=== Stored data ===
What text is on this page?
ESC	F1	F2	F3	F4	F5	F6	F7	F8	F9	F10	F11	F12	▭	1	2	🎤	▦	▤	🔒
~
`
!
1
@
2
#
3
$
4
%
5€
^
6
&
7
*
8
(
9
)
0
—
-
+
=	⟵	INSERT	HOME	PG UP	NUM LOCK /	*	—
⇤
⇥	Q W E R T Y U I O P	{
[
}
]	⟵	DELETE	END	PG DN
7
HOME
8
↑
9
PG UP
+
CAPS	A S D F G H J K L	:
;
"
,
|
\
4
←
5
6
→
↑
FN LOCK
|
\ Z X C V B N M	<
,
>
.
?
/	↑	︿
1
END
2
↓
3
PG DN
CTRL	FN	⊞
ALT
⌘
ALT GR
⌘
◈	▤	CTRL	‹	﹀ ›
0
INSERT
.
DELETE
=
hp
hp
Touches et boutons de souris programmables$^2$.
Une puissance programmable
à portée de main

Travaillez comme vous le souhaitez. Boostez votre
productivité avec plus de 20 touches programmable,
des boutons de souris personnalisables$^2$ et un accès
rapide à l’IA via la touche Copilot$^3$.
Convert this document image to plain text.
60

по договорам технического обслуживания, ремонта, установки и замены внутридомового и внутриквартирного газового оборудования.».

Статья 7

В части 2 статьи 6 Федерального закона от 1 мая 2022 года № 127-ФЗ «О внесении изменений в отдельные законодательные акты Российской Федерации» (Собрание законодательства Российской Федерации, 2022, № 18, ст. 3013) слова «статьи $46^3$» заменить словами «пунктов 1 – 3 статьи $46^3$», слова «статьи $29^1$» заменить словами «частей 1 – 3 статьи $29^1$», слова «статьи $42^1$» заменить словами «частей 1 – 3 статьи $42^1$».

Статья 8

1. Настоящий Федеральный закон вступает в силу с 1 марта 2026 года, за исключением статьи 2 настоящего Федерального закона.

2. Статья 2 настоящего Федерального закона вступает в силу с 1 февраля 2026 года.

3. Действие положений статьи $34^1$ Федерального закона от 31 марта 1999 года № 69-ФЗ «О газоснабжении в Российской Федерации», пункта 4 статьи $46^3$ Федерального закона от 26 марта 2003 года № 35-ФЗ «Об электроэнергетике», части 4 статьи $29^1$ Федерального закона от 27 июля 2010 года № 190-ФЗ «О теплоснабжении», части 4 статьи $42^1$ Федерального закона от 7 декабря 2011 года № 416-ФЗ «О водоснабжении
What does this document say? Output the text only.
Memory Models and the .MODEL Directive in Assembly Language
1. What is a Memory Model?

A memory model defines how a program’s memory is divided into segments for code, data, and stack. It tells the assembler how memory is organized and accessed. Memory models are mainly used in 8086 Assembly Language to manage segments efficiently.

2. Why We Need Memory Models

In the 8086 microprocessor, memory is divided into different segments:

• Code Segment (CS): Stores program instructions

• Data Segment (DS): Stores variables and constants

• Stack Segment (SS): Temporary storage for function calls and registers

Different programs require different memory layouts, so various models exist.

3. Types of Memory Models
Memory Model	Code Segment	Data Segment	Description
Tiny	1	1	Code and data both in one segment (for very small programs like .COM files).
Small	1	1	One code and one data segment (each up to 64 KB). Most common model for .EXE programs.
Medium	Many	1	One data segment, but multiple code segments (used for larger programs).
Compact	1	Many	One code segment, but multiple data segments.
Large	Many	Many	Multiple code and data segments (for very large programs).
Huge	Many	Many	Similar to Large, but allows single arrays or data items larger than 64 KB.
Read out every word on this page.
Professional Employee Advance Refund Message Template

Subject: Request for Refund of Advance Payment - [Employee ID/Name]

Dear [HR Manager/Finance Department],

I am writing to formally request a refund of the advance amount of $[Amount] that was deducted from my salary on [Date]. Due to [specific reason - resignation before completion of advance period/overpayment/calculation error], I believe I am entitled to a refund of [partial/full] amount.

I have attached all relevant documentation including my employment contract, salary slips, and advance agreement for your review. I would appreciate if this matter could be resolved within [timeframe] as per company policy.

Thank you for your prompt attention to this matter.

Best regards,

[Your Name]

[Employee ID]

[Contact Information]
===
### Exercise details
Gather up the lines containing the word "Many" from these records and copy them.

### Solved problem
Medium	Many	1	One data segment, but multiple code segments (used for larger programs).
Compact	1	Many	One code segment, but multiple data segments.
Large	Many	Many	Multiple code and data segments (for very large programs).
Huge	Many	Many	Similar to Large, but allows single arrays or data items larger than 64 KB.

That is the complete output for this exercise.